── Data shown

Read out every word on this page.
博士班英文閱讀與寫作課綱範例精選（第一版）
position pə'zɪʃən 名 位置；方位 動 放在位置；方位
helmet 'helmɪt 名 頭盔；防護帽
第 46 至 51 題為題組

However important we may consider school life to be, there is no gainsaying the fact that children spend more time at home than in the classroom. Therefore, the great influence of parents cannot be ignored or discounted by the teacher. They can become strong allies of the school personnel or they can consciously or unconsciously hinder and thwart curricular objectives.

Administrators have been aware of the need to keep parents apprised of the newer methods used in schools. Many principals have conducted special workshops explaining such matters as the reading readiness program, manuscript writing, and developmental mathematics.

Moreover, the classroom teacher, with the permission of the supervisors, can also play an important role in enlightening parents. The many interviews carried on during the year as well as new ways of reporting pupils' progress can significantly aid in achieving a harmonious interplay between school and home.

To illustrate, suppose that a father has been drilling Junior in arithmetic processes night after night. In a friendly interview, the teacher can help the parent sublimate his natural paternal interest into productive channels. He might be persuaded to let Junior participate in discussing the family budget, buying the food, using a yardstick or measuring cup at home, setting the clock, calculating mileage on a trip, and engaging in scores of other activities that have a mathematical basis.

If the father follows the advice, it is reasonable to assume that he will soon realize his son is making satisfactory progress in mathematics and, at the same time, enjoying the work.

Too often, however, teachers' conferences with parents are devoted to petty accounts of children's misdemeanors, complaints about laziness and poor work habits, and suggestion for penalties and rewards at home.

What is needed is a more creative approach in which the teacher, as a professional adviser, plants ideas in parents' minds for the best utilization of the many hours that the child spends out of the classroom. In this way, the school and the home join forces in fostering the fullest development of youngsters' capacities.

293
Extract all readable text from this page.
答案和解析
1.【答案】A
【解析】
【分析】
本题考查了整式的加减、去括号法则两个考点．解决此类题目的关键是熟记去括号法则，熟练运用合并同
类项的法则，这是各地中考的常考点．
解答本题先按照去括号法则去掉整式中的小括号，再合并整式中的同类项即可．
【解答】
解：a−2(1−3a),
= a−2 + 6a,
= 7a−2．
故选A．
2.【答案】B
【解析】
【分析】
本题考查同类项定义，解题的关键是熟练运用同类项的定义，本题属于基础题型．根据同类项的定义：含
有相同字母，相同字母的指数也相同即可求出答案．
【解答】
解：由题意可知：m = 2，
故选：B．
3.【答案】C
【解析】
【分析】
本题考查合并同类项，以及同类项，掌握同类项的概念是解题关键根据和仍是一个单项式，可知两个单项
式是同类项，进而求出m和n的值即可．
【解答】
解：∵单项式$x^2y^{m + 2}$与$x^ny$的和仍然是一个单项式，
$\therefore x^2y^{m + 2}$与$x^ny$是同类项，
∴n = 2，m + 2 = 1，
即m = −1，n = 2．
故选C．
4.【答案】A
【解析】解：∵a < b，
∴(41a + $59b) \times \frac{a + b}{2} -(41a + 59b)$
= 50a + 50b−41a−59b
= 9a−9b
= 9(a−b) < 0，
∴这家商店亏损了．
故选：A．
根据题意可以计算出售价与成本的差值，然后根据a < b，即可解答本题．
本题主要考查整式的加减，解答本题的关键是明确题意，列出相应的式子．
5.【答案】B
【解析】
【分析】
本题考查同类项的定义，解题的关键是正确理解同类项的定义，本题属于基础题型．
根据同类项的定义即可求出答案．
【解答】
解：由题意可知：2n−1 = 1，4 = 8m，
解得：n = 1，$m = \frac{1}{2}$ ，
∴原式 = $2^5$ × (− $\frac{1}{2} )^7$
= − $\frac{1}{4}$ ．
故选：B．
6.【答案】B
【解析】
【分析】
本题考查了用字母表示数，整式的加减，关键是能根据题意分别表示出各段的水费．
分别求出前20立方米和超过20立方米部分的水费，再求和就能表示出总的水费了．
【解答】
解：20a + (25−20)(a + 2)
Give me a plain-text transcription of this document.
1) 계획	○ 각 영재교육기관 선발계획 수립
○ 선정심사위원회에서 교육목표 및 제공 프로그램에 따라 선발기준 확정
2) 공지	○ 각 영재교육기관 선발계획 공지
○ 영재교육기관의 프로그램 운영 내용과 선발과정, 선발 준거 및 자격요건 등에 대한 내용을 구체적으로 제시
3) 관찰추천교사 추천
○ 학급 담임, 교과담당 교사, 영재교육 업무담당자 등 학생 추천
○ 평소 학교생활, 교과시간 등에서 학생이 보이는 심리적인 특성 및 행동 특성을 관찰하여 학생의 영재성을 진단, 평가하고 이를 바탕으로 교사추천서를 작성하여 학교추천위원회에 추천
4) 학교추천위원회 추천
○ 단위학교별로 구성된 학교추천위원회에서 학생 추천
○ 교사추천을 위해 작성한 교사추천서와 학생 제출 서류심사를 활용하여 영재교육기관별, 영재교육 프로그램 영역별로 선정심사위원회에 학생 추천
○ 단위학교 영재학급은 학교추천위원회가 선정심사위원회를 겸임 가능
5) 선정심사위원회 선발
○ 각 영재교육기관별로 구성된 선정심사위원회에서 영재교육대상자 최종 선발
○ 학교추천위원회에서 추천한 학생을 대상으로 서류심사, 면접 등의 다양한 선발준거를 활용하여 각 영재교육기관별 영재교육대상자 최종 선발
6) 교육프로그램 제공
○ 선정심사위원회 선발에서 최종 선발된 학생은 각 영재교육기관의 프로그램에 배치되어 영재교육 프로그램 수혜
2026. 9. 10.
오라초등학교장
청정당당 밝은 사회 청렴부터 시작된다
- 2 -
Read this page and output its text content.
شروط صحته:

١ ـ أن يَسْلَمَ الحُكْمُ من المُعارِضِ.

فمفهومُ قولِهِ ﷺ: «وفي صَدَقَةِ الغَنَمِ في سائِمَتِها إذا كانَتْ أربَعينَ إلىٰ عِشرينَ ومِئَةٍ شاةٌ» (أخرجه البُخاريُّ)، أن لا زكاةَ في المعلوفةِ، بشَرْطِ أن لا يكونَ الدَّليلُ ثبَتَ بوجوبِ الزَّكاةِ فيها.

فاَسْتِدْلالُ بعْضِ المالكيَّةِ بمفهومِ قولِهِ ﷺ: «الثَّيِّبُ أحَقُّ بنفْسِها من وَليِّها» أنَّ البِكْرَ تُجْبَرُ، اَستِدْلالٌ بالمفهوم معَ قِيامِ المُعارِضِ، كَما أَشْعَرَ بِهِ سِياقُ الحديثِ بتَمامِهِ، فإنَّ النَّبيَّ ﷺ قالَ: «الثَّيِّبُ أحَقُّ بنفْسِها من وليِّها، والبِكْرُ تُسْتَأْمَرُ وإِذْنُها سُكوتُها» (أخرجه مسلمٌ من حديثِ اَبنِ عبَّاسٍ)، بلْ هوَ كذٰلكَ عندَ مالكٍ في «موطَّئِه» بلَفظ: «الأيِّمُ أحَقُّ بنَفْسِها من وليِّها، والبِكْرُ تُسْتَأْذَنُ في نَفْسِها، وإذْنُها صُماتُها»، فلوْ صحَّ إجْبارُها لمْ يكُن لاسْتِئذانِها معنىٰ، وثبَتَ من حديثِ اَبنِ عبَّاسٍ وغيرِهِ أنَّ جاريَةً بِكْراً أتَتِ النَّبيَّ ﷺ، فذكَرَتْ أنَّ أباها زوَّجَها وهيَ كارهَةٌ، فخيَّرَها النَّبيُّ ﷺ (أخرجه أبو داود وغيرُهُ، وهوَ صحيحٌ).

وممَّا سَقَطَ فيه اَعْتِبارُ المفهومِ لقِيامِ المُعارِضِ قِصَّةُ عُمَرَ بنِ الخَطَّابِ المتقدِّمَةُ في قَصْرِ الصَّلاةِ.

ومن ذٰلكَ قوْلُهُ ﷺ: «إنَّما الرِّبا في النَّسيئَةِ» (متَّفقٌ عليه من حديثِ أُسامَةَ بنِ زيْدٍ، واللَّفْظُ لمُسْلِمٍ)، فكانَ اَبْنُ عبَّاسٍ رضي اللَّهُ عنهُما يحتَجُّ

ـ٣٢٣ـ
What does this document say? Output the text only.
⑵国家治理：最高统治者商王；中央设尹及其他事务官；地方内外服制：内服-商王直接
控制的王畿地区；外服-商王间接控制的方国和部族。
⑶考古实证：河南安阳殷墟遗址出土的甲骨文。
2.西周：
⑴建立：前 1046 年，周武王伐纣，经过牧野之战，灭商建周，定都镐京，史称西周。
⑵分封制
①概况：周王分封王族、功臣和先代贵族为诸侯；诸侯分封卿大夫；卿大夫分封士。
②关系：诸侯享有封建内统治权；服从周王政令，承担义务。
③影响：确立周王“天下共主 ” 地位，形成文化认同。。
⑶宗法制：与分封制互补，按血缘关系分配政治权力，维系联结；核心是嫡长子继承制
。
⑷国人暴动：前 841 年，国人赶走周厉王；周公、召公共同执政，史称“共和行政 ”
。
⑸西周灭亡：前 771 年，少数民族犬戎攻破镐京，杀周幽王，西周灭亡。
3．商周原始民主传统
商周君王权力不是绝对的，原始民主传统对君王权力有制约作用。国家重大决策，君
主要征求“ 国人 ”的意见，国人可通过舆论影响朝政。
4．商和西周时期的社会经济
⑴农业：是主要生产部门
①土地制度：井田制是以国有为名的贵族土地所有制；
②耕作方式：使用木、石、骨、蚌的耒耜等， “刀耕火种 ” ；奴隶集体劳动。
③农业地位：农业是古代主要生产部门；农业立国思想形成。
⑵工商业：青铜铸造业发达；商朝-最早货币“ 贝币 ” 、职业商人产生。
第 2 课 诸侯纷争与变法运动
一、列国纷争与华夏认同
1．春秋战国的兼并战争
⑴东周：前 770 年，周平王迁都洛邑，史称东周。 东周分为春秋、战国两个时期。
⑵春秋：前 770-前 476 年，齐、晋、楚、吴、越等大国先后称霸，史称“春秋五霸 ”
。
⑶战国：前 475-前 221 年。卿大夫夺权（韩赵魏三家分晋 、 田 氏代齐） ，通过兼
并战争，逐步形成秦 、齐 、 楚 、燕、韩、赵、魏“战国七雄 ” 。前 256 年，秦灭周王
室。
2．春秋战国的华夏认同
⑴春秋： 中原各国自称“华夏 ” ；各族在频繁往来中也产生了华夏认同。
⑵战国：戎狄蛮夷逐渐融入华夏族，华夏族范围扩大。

────

Search the data above for the string "학교추천위원회에서" and copy each line that has it.

■ Answer ■
○ 단위학교별로 구성된 학교추천위원회에서 학생 추천
○ 학교추천위원회에서 추천한 학생을 대상으로 서류심사, 면접 등의 다양한 선발준거를 활용하여 각 영재교육기관별 영재교육대상자 최종 선발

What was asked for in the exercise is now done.